De son vrai prénom, Martine, nous l'a surnommions "Bamboula". Sa maman, intello Latin/Grec, était blanche d'une blancheur parisienne, ce qu'elle était d'ailleurs : blafarde. Et un peu collet-monté, cela allait de soi. Le papa ingénieur, lui venait des îles, j'ai oublié lesquelles. Métis. Très racé. Un excellent danseur. Martine avait hérité la mélanine paternelle, mais bizarrement encore plus "cognée", comme dirait Bobonne.
D'où le sobriquet quand on l'interpellait. Auquel elle répondait invariablement " Oui, Bouana !". Elle était guide de France. J'étais scout. Elle en pinçait visiblement pour moi et j'en pinçais tout aussi béatement pour elle. Dieu qu'elle était jolie!
Mais à cette époque on ne passait pas aux actes comme aujourd'hui. Et nous n'avons, elle probablement, et moi sans équivoque que le souvenir du bonheur de se voir qui nous unissait, et nous poussait à de discrètes combines dont nos parents amusés n'étaient pas dupes.
Or un jour elle m'apprit que son papa était muté en métropole...

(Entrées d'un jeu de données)
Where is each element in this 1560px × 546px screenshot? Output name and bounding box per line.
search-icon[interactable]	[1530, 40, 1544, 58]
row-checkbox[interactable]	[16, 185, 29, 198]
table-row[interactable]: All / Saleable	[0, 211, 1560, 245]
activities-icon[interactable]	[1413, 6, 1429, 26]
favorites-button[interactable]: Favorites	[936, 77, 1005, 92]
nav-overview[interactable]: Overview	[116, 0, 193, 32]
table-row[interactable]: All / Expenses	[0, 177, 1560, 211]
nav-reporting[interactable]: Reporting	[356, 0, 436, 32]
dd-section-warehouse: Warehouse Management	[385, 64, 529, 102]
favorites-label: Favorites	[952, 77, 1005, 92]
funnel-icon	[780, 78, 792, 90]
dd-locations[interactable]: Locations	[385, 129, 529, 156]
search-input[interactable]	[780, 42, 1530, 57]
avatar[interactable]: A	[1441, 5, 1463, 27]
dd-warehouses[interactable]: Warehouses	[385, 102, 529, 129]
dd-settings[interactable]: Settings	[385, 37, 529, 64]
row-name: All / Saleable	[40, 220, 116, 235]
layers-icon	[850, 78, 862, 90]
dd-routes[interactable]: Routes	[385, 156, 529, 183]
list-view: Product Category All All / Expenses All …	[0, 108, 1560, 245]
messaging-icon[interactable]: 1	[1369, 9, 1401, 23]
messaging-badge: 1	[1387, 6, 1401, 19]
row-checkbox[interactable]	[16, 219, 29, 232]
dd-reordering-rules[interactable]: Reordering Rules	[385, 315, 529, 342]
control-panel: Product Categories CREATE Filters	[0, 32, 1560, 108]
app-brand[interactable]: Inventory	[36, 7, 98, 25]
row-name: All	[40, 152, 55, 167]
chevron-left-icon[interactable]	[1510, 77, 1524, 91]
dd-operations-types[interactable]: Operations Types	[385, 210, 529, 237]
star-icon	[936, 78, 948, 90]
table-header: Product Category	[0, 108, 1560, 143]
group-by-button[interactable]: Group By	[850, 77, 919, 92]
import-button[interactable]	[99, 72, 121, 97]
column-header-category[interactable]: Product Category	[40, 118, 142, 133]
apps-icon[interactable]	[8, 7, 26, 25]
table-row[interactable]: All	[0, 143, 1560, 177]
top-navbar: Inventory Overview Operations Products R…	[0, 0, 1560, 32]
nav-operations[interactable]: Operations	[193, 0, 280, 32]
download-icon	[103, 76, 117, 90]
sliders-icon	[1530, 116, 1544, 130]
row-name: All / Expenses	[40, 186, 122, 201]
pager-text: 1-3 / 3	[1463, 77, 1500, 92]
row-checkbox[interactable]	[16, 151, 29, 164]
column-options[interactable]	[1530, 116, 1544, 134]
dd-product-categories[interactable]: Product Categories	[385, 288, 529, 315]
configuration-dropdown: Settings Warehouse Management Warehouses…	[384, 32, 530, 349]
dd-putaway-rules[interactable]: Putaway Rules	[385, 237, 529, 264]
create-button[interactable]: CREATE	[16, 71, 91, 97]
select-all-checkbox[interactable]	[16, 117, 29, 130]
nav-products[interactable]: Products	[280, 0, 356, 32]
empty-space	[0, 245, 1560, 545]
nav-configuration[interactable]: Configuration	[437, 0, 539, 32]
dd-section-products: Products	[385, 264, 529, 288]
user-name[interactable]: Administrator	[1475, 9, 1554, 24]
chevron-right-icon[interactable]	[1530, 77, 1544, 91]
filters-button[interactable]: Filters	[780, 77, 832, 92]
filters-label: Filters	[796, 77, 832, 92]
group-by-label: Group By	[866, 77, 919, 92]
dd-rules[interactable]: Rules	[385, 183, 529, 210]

▸ **Consigne 1**: D'après le récit sur Martine, quel était le métier de son père ?
▸ **Consigne 2**: Recopiez le passage du récit sur Martine qui commence à "Mais à cette" et se termine à "muté en métropole...".
Ces données n'ont aucun lien avec le récit sur Martine.

▸ **Réponse complète 1**: Il était ingénieur.

▸ **Réponse complète 2**:
Mais à cette époque on ne passait pas aux actes comme aujourd'hui. Et nous n'avons, elle probablement, et moi sans équivoque que le souvenir du bonheur de se voir qui nous unissait, et nous poussait à de discrètes combines dont nos parents amusés n'étaient pas dupes.
Or un jour elle m'apprit que son papa était muté en métropole...